• EXERCISE AIM: Check every line below for the string "text", and copy the lines that contain it.

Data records
++++
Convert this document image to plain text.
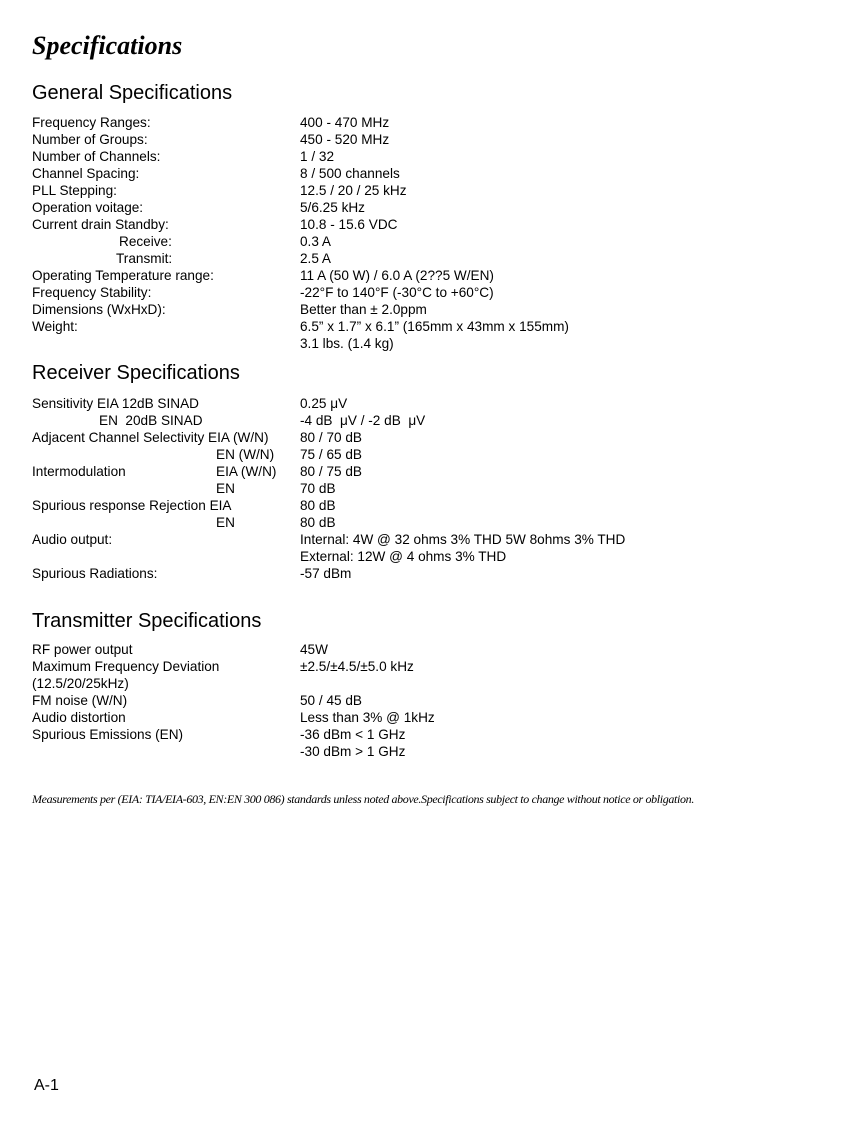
Specifications
General Specifications
Frequency Ranges:
Number of Groups:
Number of Channels:
Channel Spacing:
PLL Stepping:
Operation voitage:
Current drain Standby:
Receive:
Transmit:
Operating Temperature range:
Frequency Stability:
Dimensions (WxHxD):
Weight:
400 - 470 MHz
450 - 520 MHz
1 / 32
8 / 500 channels
12.5 / 20 / 25 kHz
5/6.25 kHz
10.8 - 15.6 VDC
0.3 A
2.5 A
11 A (50 W) / 6.0 A (2??5 W/EN)
-22°F to 140°F (-30°C to +60°C)
Better than ± 2.0ppm
6.5” x 1.7” x 6.1” (165mm x 43mm x 155mm)
3.1 lbs. (1.4 kg)
Receiver Specifications
Sensitivity EIA 12dB SINAD
EN  20dB SINAD
Adjacent Channel Selectivity EIA (W/N)
EN (W/N)
Intermodulation	EIA (W/N)
EN
Spurious response Rejection EIA
EN
Audio output:
Spurious Radiations:
0.25 μV
-4 dB  μV / -2 dB  μV
80 / 70 dB
75 / 65 dB
80 / 75 dB
70 dB
80 dB
80 dB
Internal: 4W @ 32 ohms 3% THD 5W 8ohms 3% THD
External: 12W @ 4 ohms 3% THD
-57 dBm
Transmitter Specifications
RF power output
Maximum Frequency Deviation
(12.5/20/25kHz)
FM noise (W/N)
Audio distortion
Spurious Emissions (EN)
45W
±2.5/±4.5/±5.0 kHz
50 / 45 dB
Less than 3% @ 1kHz
-36 dBm < 1 GHz
-30 dBm > 1 GHz

Measurements per (EIA: TIA/EIA-603, EN:EN 300 086) standards unless noted above.Specifications subject to change without notice or obligation.

A-1
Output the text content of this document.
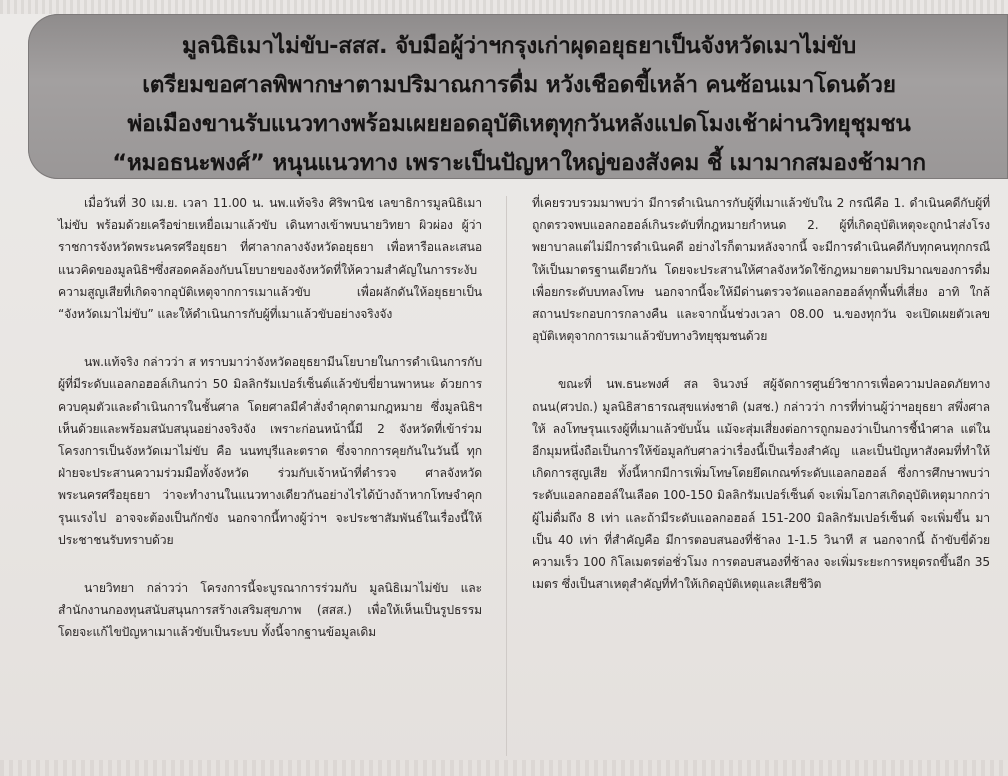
มูลนิธิเมาไม่ขับ-สสส. จับมือผู้ว่าฯกรุงเก่าผุดอยุธยาเป็นจังหวัดเมาไม่ขับ
เตรียมขอศาลพิพากษาตามปริมาณการดื่ม หวังเชือดขี้เหล้า คนซ้อนเมาโดนด้วย
พ่อเมืองขานรับแนวทางพร้อมเผยยอดอุบัติเหตุทุกวันหลังแปดโมงเช้าผ่านวิทยุชุมชน
“หมอธนะพงศ์” หนุนแนวทาง เพราะเป็นปัญหาใหญ่ของสังคม ชี้ เมามากสมองช้ามาก

เมื่อวันที่ 30 เม.ย. เวลา 11.00 น. นพ.แท้จริง ศิริพานิช เลขาธิการมูลนิธิเมาไม่ขับ พร้อมด้วยเครือข่ายเหยื่อเมาแล้วขับ เดินทางเข้าพบนายวิทยา ผิวผ่อง ผู้ว่าราชการจังหวัดพระนครศรีอยุธยา ที่ศาลากลางจังหวัดอยุธยา เพื่อหารือและเสนอแนวคิดของมูลนิธิฯซึ่งสอดคล้องกับนโยบายของจังหวัดที่ให้ความสำคัญในการระงับความสูญเสียที่เกิดจากอุบัติเหตุจากการเมาแล้วขับ เพื่อผลักดันให้อยุธยาเป็น “จังหวัดเมาไม่ขับ” และให้ดำเนินการกับผู้ที่เมาแล้วขับอย่างจริงจัง

นพ.แท้จริง กล่าวว่า ส ทราบมาว่าจังหวัดอยุธยามีนโยบายในการดำเนินการกับผู้ที่มีระดับแอลกอฮอล์เกินกว่า 50 มิลลิกรัมเปอร์เซ็นต์แล้วขับขี่ยานพาหนะ ด้วยการควบคุมตัวและดำเนินการในชั้นศาล โดยศาลมีคำสั่งจำคุกตามกฎหมาย ซึ่งมูลนิธิฯ เห็นด้วยและพร้อมสนับสนุนอย่างจริงจัง เพราะก่อนหน้านี้มี 2 จังหวัดที่เข้าร่วมโครงการเป็นจังหวัดเมาไม่ขับ คือ นนทบุรีและตราด ซึ่งจากการคุยกันในวันนี้ ทุกฝ่ายจะประสานความร่วมมือทั้งจังหวัด ร่วมกับเจ้าหน้าที่ตำรวจ ศาลจังหวัดพระนครศรีอยุธยา ว่าจะทำงานในแนวทางเดียวกันอย่างไรได้บ้างถ้าหากโทษจำคุกรุนแรงไป อาจจะต้องเป็นกักขัง นอกจากนี้ทางผู้ว่าฯ จะประชาสัมพันธ์ในเรื่องนี้ให้ประชาชนรับทราบด้วย

นายวิทยา กล่าวว่า โครงการนี้จะบูรณาการร่วมกับ มูลนิธิเมาไม่ขับ และสำนักงานกองทุนสนับสนุนการสร้างเสริมสุขภาพ (สสส.) เพื่อให้เห็นเป็นรูปธรรม โดยจะแก้ไขปัญหาเมาแล้วขับเป็นระบบ ทั้งนี้จากฐานข้อมูลเดิม

ที่เคยรวบรวมมาพบว่า มีการดำเนินการกับผู้ที่เมาแล้วขับใน 2 กรณีคือ 1. ดำเนินคดีกับผู้ที่ถูกตรวจพบแอลกอฮอล์เกินระดับที่กฎหมายกำหนด 2. ผู้ที่เกิดอุบัติเหตุจะถูกนำส่งโรงพยาบาลแต่ไม่มีการดำเนินคดี อย่างไรก็ตามหลังจากนี้ จะมีการดำเนินคดีกับทุกคนทุกกรณีให้เป็นมาตรฐานเดียวกัน โดยจะประสานให้ศาลจังหวัดใช้กฎหมายตามปริมาณของการดื่มเพื่อยกระดับบทลงโทษ นอกจากนี้จะให้มีด่านตรวจวัดแอลกอฮอล์ทุกพื้นที่เสี่ยง อาทิ ใกล้สถานประกอบการกลางคืน และจากนั้นช่วงเวลา 08.00 น.ของทุกวัน จะเปิดเผยตัวเลขอุบัติเหตุจากการเมาแล้วขับทางวิทยุชุมชนด้วย

ขณะที่ นพ.ธนะพงศ์ สล จินวงษ์ สผู้จัดการศูนย์วิชาการเพื่อความปลอดภัยทางถนน(ศวปถ.) มูลนิธิสาธารณสุขแห่งชาติ (มสช.) กล่าวว่า การที่ท่านผู้ว่าฯอยุธยา สพึ่งศาลให้ ลงโทษรุนแรงผู้ที่เมาแล้วขับนั้น แม้จะสุ่มเสี่ยงต่อการถูกมองว่าเป็นการชี้นำศาล แต่ในอีกมุมหนึ่งถือเป็นการให้ข้อมูลกับศาลว่าเรื่องนี้เป็นเรื่องสำคัญ และเป็นปัญหาสังคมที่ทำให้เกิดการสูญเสีย ทั้งนี้หากมีการเพิ่มโทษโดยยึดเกณฑ์ระดับแอลกอฮอล์ ซึ่งการศึกษาพบว่าระดับแอลกอฮอล์ในเลือด 100-150 มิลลิกรัมเปอร์เซ็นต์ จะเพิ่มโอกาสเกิดอุบัติเหตุมากกว่าผู้ไม่ดื่มถึง 8 เท่า และถ้ามีระดับแอลกอฮอล์ 151-200 มิลลิกรัมเปอร์เซ็นต์ จะเพิ่มขึ้น มาเป็น 40 เท่า ที่สำคัญคือ มีการตอบสนองที่ช้าลง 1-1.5 วินาที ส นอกจากนี้ ถ้าขับขี่ด้วยความเร็ว 100 กิโลเมตรต่อชั่วโมง การตอบสนองที่ช้าลง จะเพิ่มระยะการหยุดรถขึ้นอีก 35 เมตร ซึ่งเป็นสาเหตุสำคัญที่ทำให้เกิดอุบัติเหตุและเสียชีวิต
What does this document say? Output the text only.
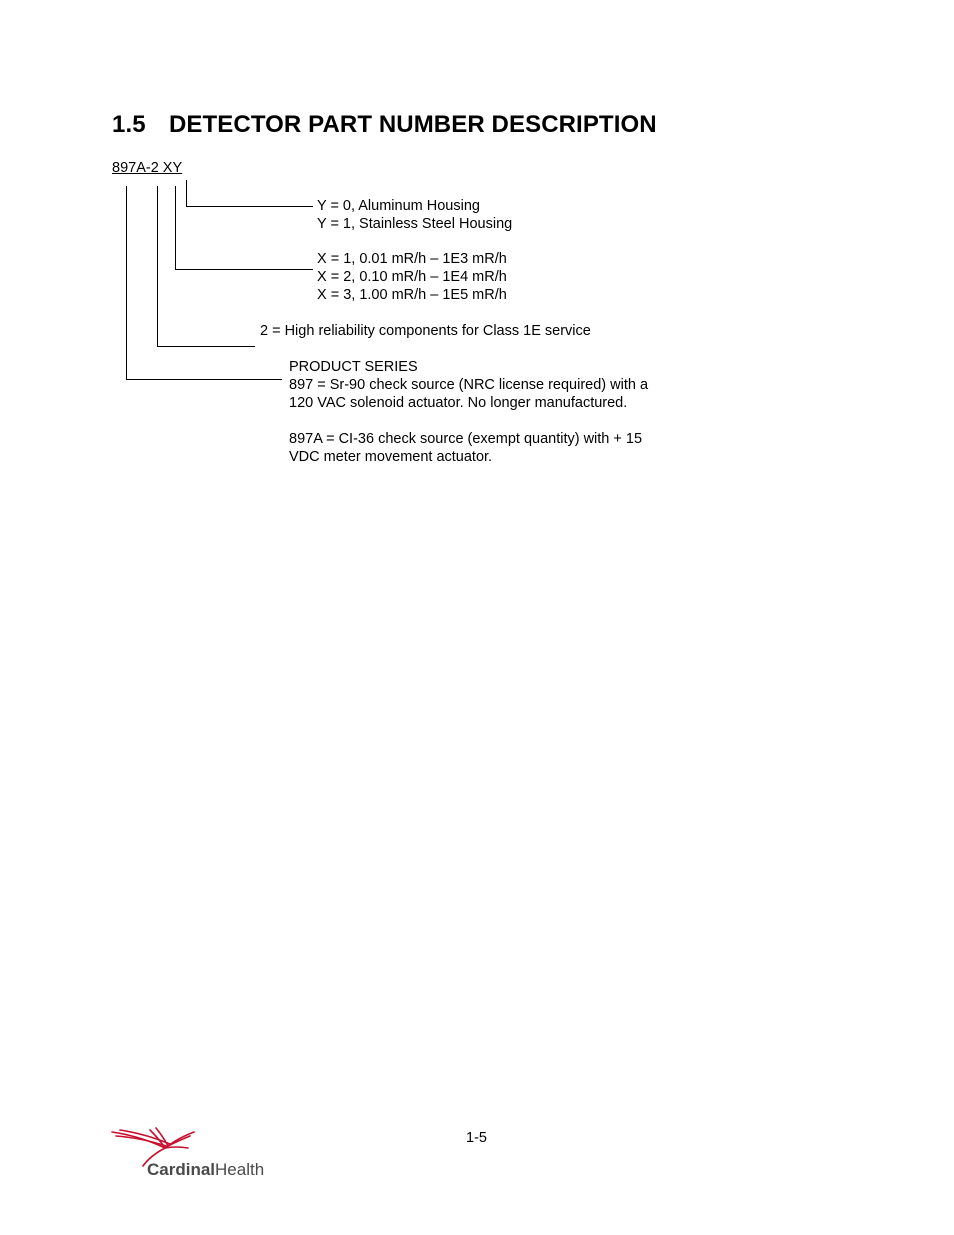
1.5 DETECTOR PART NUMBER DESCRIPTION
897A-2 XY
Y = 0, Aluminum Housing
Y = 1, Stainless Steel Housing
X = 1, 0.01 mR/h – 1E3 mR/h
X = 2, 0.10 mR/h – 1E4 mR/h
X = 3, 1.00 mR/h – 1E5 mR/h
2 = High reliability components for Class 1E service
PRODUCT SERIES
897 = Sr-90 check source (NRC license required) with a
120 VAC solenoid actuator. No longer manufactured.
897A = CI-36 check source (exempt quantity) with + 15
VDC meter movement actuator.
1-5
CardinalHealth
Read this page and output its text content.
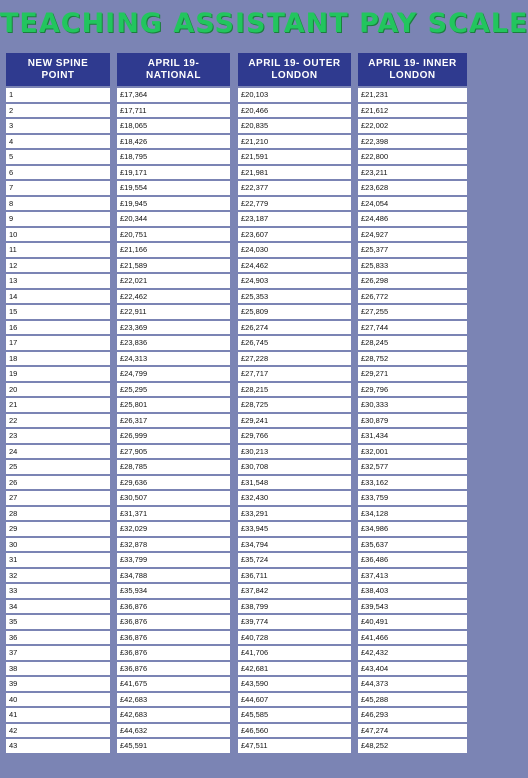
TEACHING ASSISTANT PAY SCALE
NEW SPINE POINT
1
2
3
4
5
6
7
8
9
10
11
12
13
14
15
16
17
18
19
20
21
22
23
24
25
26
27
28
29
30
31
32
33
34
35
36
37
38
39
40
41
42
43
APRIL 19- NATIONAL
£17,364
£17,711
£18,065
£18,426
£18,795
£19,171
£19,554
£19,945
£20,344
£20,751
£21,166
£21,589
£22,021
£22,462
£22,911
£23,369
£23,836
£24,313
£24,799
£25,295
£25,801
£26,317
£26,999
£27,905
£28,785
£29,636
£30,507
£31,371
£32,029
£32,878
£33,799
£34,788
£35,934
£36,876
£36,876
£36,876
£36,876
£36,876
£41,675
£42,683
£42,683
£44,632
£45,591
APRIL 19- OUTER LONDON
£20,103
£20,466
£20,835
£21,210
£21,591
£21,981
£22,377
£22,779
£23,187
£23,607
£24,030
£24,462
£24,903
£25,353
£25,809
£26,274
£26,745
£27,228
£27,717
£28,215
£28,725
£29,241
£29,766
£30,213
£30,708
£31,548
£32,430
£33,291
£33,945
£34,794
£35,724
£36,711
£37,842
£38,799
£39,774
£40,728
£41,706
£42,681
£43,590
£44,607
£45,585
£46,560
£47,511
APRIL 19- INNER LONDON
£21,231
£21,612
£22,002
£22,398
£22,800
£23,211
£23,628
£24,054
£24,486
£24,927
£25,377
£25,833
£26,298
£26,772
£27,255
£27,744
£28,245
£28,752
£29,271
£29,796
£30,333
£30,879
£31,434
£32,001
£32,577
£33,162
£33,759
£34,128
£34,986
£35,637
£36,486
£37,413
£38,403
£39,543
£40,491
£41,466
£42,432
£43,404
£44,373
£45,288
£46,293
£47,274
£48,252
++++
• THE REPLY:
Convert this document image to plain text.
Output the text content of this document.
What does this document say? Output the text only.
Read this page and output its text content.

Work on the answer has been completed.